** What to produce **
How many lines in this data contain the string "JSON"? Reply with the number only.

** Raw records **
BEGIN

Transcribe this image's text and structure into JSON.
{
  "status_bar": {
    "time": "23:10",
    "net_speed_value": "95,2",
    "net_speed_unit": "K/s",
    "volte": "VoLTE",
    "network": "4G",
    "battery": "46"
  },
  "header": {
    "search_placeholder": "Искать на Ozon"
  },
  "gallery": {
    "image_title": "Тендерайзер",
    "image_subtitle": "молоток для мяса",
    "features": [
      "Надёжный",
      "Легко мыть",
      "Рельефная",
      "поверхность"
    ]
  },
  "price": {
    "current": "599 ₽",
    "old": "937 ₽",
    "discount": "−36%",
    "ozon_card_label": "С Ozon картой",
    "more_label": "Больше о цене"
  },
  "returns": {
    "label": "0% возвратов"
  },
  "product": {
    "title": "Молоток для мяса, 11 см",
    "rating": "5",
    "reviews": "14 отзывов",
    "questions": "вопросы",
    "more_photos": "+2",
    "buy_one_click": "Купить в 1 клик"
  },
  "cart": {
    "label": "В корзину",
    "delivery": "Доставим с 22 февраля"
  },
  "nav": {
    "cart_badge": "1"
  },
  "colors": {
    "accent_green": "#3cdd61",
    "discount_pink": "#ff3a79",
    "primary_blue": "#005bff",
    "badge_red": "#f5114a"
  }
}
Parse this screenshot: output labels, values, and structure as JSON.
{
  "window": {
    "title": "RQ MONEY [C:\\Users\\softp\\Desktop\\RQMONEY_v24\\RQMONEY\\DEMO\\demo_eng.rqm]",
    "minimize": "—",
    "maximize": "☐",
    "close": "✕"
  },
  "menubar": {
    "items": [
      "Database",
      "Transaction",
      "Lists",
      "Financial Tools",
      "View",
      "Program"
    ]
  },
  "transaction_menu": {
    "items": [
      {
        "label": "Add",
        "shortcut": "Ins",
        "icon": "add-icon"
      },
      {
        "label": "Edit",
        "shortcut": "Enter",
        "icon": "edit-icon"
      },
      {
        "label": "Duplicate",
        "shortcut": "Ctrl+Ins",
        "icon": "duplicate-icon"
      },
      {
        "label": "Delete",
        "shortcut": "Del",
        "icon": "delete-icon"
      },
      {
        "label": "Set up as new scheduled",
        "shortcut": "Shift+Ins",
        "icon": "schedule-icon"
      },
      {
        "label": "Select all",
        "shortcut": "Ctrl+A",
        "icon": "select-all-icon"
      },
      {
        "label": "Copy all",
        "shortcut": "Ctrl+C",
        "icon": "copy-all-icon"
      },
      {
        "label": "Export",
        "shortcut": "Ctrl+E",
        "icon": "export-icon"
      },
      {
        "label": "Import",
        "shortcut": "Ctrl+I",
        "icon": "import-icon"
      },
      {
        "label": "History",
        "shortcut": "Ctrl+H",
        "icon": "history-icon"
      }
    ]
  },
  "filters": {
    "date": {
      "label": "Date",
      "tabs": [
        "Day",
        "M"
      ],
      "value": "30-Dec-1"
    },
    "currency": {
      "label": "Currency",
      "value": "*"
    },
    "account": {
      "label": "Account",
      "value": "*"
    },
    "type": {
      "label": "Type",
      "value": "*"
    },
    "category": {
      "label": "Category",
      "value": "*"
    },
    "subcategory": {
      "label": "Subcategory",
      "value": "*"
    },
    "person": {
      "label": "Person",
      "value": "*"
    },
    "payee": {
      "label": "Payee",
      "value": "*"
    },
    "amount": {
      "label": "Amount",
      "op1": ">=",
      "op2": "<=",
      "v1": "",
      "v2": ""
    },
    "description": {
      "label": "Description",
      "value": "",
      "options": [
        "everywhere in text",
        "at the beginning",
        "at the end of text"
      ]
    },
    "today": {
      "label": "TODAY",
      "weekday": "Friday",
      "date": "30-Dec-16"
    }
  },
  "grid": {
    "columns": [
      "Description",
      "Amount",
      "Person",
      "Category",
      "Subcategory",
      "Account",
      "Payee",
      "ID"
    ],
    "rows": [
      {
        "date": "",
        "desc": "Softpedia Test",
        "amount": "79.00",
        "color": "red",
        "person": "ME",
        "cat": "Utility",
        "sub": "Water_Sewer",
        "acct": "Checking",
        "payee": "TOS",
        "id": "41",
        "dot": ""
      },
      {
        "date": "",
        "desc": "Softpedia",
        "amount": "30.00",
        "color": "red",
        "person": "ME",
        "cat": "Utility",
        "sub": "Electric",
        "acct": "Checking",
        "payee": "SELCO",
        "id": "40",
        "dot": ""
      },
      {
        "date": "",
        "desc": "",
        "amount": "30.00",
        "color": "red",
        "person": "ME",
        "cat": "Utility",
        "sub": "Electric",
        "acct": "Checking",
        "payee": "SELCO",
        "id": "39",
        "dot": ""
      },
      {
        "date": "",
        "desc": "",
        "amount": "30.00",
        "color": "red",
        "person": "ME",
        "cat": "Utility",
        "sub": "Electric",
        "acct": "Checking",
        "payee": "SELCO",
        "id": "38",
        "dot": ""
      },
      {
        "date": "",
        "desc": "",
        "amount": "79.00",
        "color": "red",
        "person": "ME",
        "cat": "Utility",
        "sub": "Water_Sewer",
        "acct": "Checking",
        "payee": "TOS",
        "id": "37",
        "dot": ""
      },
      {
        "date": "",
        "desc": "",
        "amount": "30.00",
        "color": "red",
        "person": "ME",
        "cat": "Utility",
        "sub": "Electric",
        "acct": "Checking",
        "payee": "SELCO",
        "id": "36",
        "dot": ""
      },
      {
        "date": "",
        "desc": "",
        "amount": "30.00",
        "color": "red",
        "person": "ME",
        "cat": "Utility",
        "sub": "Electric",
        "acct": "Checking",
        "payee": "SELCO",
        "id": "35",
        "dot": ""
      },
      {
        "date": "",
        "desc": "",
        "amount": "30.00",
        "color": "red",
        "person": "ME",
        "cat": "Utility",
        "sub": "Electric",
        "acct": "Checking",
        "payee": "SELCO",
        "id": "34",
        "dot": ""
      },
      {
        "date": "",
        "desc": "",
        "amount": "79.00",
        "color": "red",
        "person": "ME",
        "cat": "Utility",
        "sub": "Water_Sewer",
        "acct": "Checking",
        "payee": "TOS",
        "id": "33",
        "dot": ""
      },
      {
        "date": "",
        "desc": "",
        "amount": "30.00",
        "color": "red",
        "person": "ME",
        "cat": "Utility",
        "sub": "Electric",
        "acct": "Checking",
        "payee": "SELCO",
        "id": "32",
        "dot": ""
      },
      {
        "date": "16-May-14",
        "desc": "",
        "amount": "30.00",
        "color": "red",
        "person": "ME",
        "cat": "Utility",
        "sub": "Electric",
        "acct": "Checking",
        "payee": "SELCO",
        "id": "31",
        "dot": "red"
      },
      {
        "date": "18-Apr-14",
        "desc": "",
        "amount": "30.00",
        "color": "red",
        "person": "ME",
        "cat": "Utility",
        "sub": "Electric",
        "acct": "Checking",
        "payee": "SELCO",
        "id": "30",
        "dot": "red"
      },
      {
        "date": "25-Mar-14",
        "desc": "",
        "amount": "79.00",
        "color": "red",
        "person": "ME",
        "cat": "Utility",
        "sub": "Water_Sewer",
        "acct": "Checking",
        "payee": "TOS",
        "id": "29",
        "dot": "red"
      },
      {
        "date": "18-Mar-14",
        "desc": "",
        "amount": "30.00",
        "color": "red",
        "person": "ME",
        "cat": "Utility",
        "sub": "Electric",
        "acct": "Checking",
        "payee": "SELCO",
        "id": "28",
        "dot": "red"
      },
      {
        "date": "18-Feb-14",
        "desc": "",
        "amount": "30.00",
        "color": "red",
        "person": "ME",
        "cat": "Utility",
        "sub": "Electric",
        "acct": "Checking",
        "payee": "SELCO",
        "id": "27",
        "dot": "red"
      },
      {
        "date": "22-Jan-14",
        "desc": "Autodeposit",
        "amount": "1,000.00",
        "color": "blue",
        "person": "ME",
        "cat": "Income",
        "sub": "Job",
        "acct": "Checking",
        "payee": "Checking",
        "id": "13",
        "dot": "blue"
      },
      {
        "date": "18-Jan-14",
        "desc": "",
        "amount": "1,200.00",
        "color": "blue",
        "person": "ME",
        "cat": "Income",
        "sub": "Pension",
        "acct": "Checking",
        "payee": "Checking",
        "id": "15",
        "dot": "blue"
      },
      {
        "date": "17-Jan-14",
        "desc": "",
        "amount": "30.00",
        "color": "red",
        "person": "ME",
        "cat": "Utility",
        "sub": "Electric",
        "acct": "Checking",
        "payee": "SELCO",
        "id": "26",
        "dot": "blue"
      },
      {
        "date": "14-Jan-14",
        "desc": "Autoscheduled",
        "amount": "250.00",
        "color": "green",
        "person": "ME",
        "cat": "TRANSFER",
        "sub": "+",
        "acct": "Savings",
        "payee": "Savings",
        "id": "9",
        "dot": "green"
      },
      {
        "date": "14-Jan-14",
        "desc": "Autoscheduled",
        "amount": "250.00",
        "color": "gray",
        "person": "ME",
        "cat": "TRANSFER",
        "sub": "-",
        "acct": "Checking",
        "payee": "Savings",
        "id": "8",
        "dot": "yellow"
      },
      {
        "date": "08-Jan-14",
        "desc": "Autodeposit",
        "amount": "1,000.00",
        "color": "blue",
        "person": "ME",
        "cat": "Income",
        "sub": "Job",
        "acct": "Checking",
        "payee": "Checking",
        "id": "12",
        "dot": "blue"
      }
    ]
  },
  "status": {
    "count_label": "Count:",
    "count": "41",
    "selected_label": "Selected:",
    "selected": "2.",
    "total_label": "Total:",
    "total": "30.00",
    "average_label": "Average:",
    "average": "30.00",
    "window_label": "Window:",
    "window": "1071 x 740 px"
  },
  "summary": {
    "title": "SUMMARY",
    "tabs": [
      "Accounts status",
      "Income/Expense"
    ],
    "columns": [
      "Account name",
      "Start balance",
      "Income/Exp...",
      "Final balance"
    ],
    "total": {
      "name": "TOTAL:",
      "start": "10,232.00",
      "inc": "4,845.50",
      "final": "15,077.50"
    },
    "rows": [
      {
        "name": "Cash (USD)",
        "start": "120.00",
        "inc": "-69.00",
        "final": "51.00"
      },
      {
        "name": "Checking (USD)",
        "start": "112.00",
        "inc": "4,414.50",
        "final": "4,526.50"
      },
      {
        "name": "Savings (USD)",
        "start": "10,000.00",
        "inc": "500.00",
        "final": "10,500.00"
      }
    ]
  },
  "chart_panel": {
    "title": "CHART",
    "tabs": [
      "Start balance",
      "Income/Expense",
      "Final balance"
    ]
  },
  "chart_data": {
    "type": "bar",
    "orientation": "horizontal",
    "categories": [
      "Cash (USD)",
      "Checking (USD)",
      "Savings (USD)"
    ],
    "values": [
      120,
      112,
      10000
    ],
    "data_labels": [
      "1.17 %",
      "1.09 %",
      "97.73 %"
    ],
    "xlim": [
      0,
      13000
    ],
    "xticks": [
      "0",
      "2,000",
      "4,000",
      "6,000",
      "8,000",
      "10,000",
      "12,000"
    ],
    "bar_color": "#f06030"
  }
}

END

** Answer to the exercise **
2